(WHAT NEEDS TO BE DONE):
Copy every record below exactly as written, but leave out the pictures.

(RECORDED DATA):
════════════════

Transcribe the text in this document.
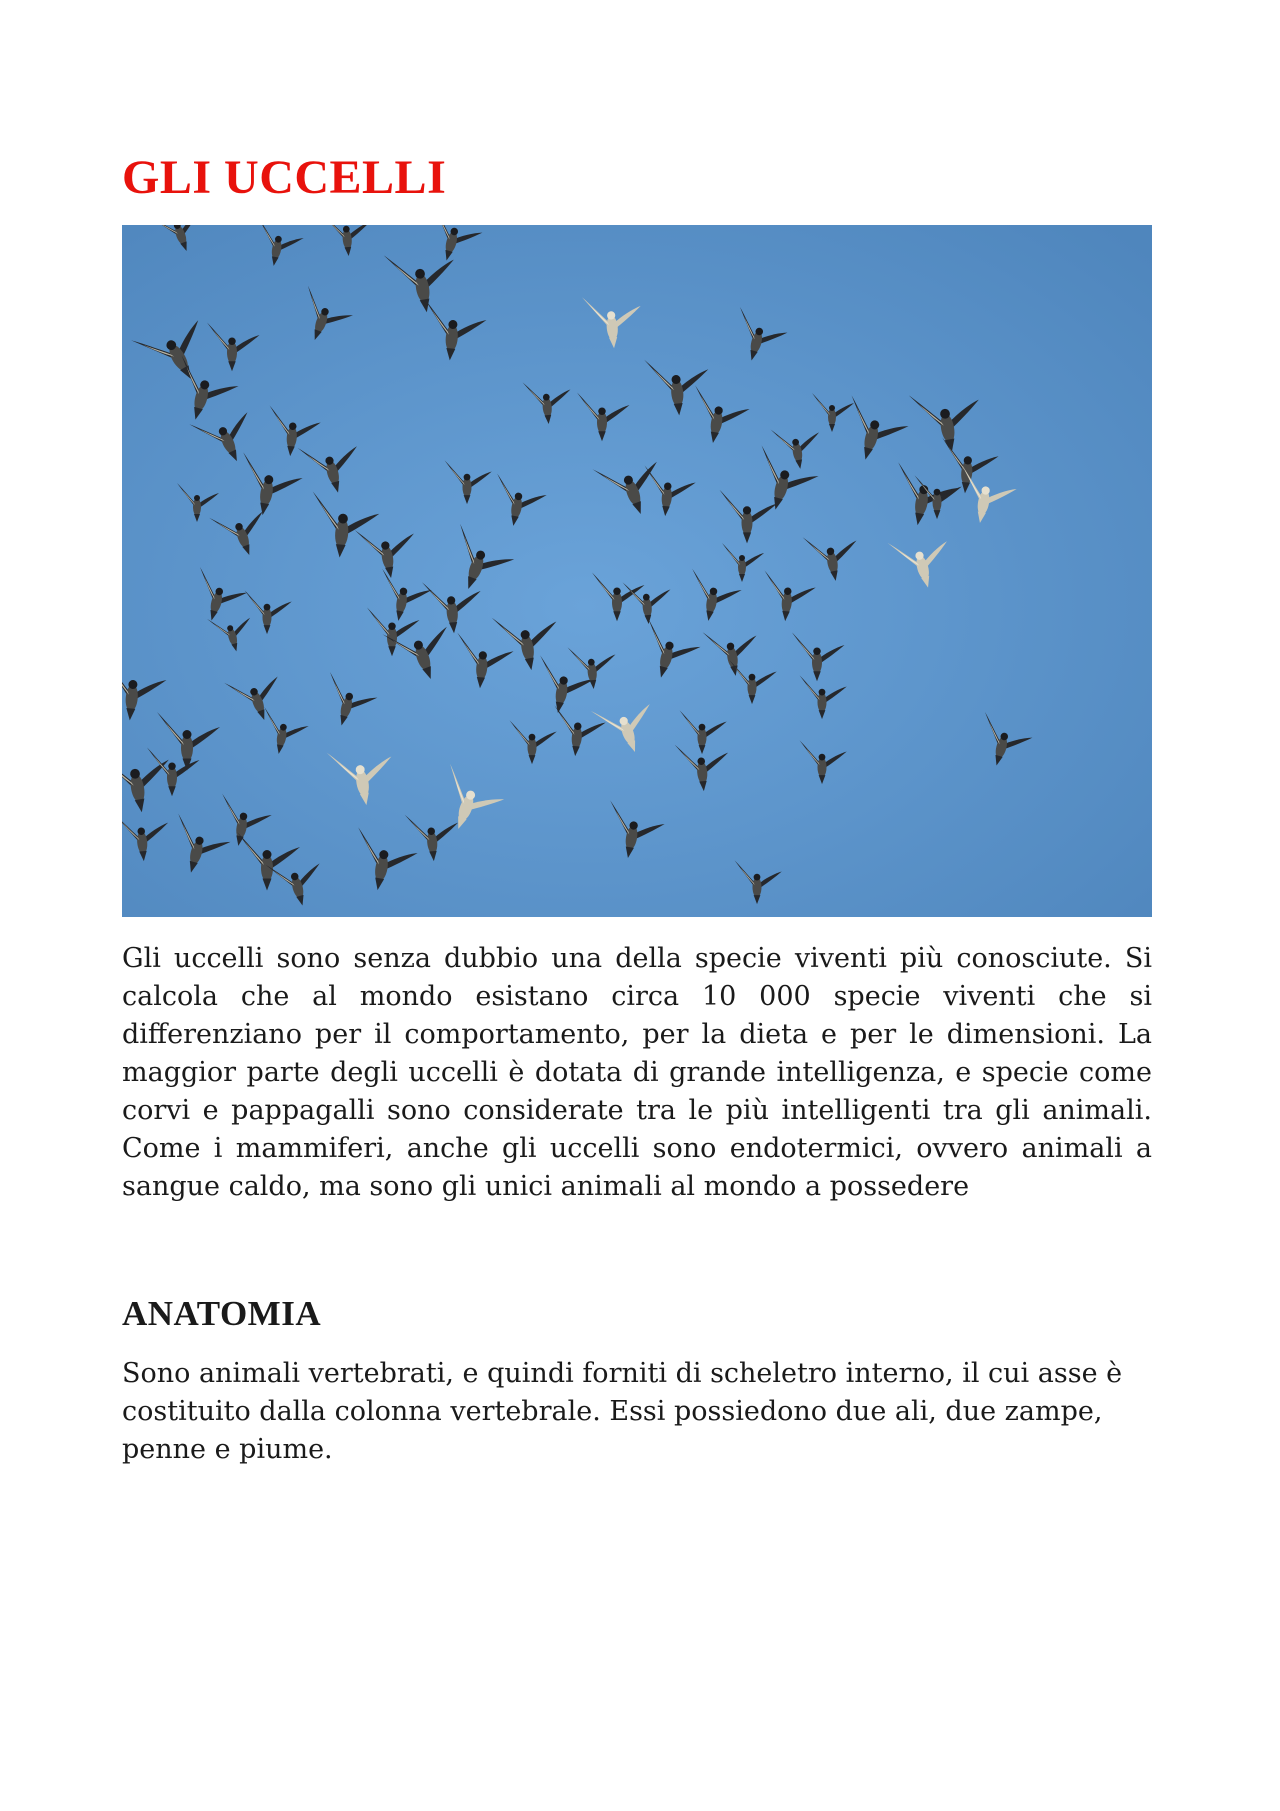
GLI UCCELLI

Gli uccelli sono senza dubbio una della specie viventi più conosciute. Si calcola che al mondo esistano circa 10 000 specie viventi che si differenziano per il comportamento, per la dieta e per le dimensioni. La maggior parte degli uccelli è dotata di grande intelligenza, e specie come corvi e pappagalli sono considerate tra le più intelligenti tra gli animali. Come i mammiferi, anche gli uccelli sono endotermici, ovvero animali a sangue caldo, ma sono gli unici animali al mondo a possedere

ANATOMIA

Sono animali vertebrati, e quindi forniti di scheletro interno, il cui asse è costituito dalla colonna vertebrale. Essi possiedono due ali, due zampe, penne e piume.
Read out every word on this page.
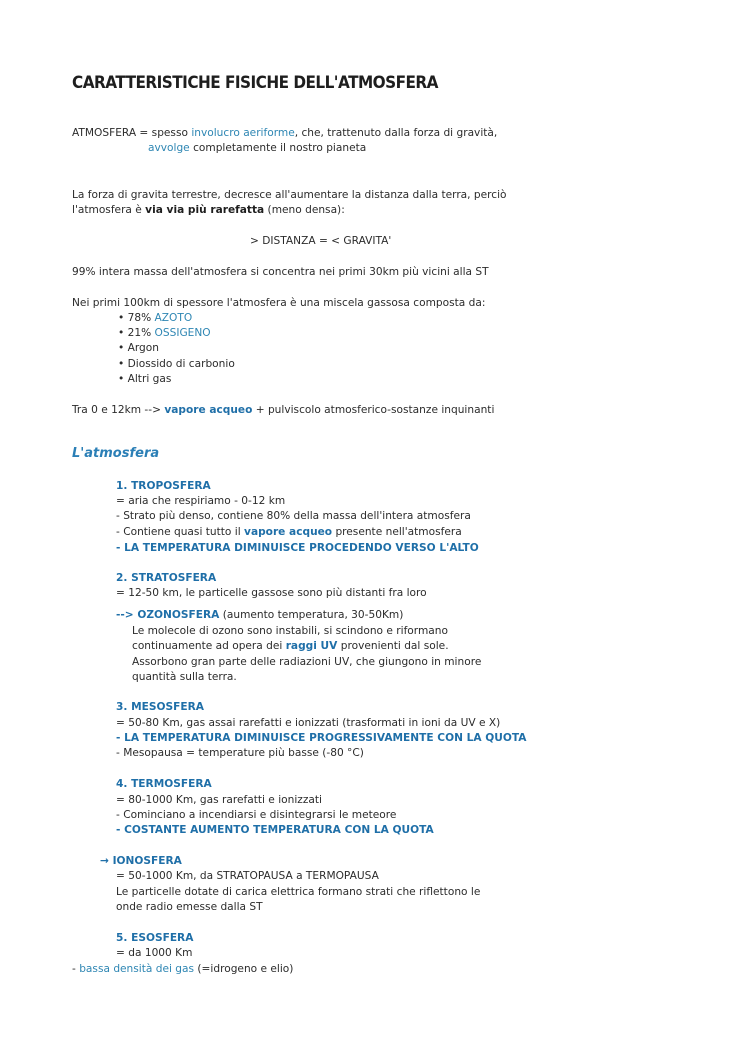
CARATTERISTICHE FISICHE DELL'ATMOSFERA
ATMOSFERA = spesso involucro aeriforme, che, trattenuto dalla forza di gravità,
avvolge completamente il nostro pianeta
La forza di gravita terrestre, decresce all'aumentare la distanza dalla terra, perciò
l'atmosfera è via via più rarefatta (meno densa):
> DISTANZA = < GRAVITA'
99% intera massa dell'atmosfera si concentra nei primi 30km più vicini alla ST
Nei primi 100km di spessore l'atmosfera è una miscela gassosa composta da:
• 78% AZOTO
• 21% OSSIGENO
• Argon
• Diossido di carbonio
• Altri gas
Tra 0 e 12km --> vapore acqueo + pulviscolo atmosferico-sostanze inquinanti
L'atmosfera
1. TROPOSFERA
= aria che respiriamo - 0-12 km
- Strato più denso, contiene 80% della massa dell'intera atmosfera
- Contiene quasi tutto il vapore acqueo presente nell'atmosfera
- LA TEMPERATURA DIMINUISCE PROCEDENDO VERSO L'ALTO
2. STRATOSFERA
= 12-50 km, le particelle gassose sono più distanti fra loro
--> OZONOSFERA (aumento temperatura, 30-50Km)
Le molecole di ozono sono instabili, si scindono e riformano
continuamente ad opera dei raggi UV provenienti dal sole.
Assorbono gran parte delle radiazioni UV, che giungono in minore
quantità sulla terra.
3. MESOSFERA
= 50-80 Km, gas assai rarefatti e ionizzati (trasformati in ioni da UV e X)
- LA TEMPERATURA DIMINUISCE PROGRESSIVAMENTE CON LA QUOTA
- Mesopausa = temperature più basse (-80 °C)
4. TERMOSFERA
= 80-1000 Km, gas rarefatti e ionizzati
- Cominciano a incendiarsi e disintegrarsi le meteore
- COSTANTE AUMENTO TEMPERATURA CON LA QUOTA
→ IONOSFERA
= 50-1000 Km, da STRATOPAUSA a TERMOPAUSA
Le particelle dotate di carica elettrica formano strati che riflettono le
onde radio emesse dalla ST
5. ESOSFERA
= da 1000 Km
- bassa densità dei gas (=idrogeno e elio)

════════════════

(OUTPUT):
Transcribe the text in this document.
GLI UCCELLI

Gli uccelli sono senza dubbio una della specie viventi più conosciute. Si calcola che al mondo esistano circa 10 000 specie viventi che si differenziano per il comportamento, per la dieta e per le dimensioni. La maggior parte degli uccelli è dotata di grande intelligenza, e specie come corvi e pappagalli sono considerate tra le più intelligenti tra gli animali. Come i mammiferi, anche gli uccelli sono endotermici, ovvero animali a sangue caldo, ma sono gli unici animali al mondo a possedere

ANATOMIA

Sono animali vertebrati, e quindi forniti di scheletro interno, il cui asse è costituito dalla colonna vertebrale. Essi possiedono due ali, due zampe, penne e piume.
Read out every word on this page.
CARATTERISTICHE FISICHE DELL'ATMOSFERA
ATMOSFERA = spesso involucro aeriforme, che, trattenuto dalla forza di gravità,
avvolge completamente il nostro pianeta
La forza di gravita terrestre, decresce all'aumentare la distanza dalla terra, perciò
l'atmosfera è via via più rarefatta (meno densa):
> DISTANZA = < GRAVITA'
99% intera massa dell'atmosfera si concentra nei primi 30km più vicini alla ST
Nei primi 100km di spessore l'atmosfera è una miscela gassosa composta da:
• 78% AZOTO
• 21% OSSIGENO
• Argon
• Diossido di carbonio
• Altri gas
Tra 0 e 12km --> vapore acqueo + pulviscolo atmosferico-sostanze inquinanti
L'atmosfera
1. TROPOSFERA
= aria che respiriamo - 0-12 km
- Strato più denso, contiene 80% della massa dell'intera atmosfera
- Contiene quasi tutto il vapore acqueo presente nell'atmosfera
- LA TEMPERATURA DIMINUISCE PROCEDENDO VERSO L'ALTO
2. STRATOSFERA
= 12-50 km, le particelle gassose sono più distanti fra loro
--> OZONOSFERA (aumento temperatura, 30-50Km)
Le molecole di ozono sono instabili, si scindono e riformano
continuamente ad opera dei raggi UV provenienti dal sole.
Assorbono gran parte delle radiazioni UV, che giungono in minore
quantità sulla terra.
3. MESOSFERA
= 50-80 Km, gas assai rarefatti e ionizzati (trasformati in ioni da UV e X)
- LA TEMPERATURA DIMINUISCE PROGRESSIVAMENTE CON LA QUOTA
- Mesopausa = temperature più basse (-80 °C)
4. TERMOSFERA
= 80-1000 Km, gas rarefatti e ionizzati
- Cominciano a incendiarsi e disintegrarsi le meteore
- COSTANTE AUMENTO TEMPERATURA CON LA QUOTA
→ IONOSFERA
= 50-1000 Km, da STRATOPAUSA a TERMOPAUSA
Le particelle dotate di carica elettrica formano strati che riflettono le
onde radio emesse dalla ST
5. ESOSFERA
= da 1000 Km
- bassa densità dei gas (=idrogeno e elio)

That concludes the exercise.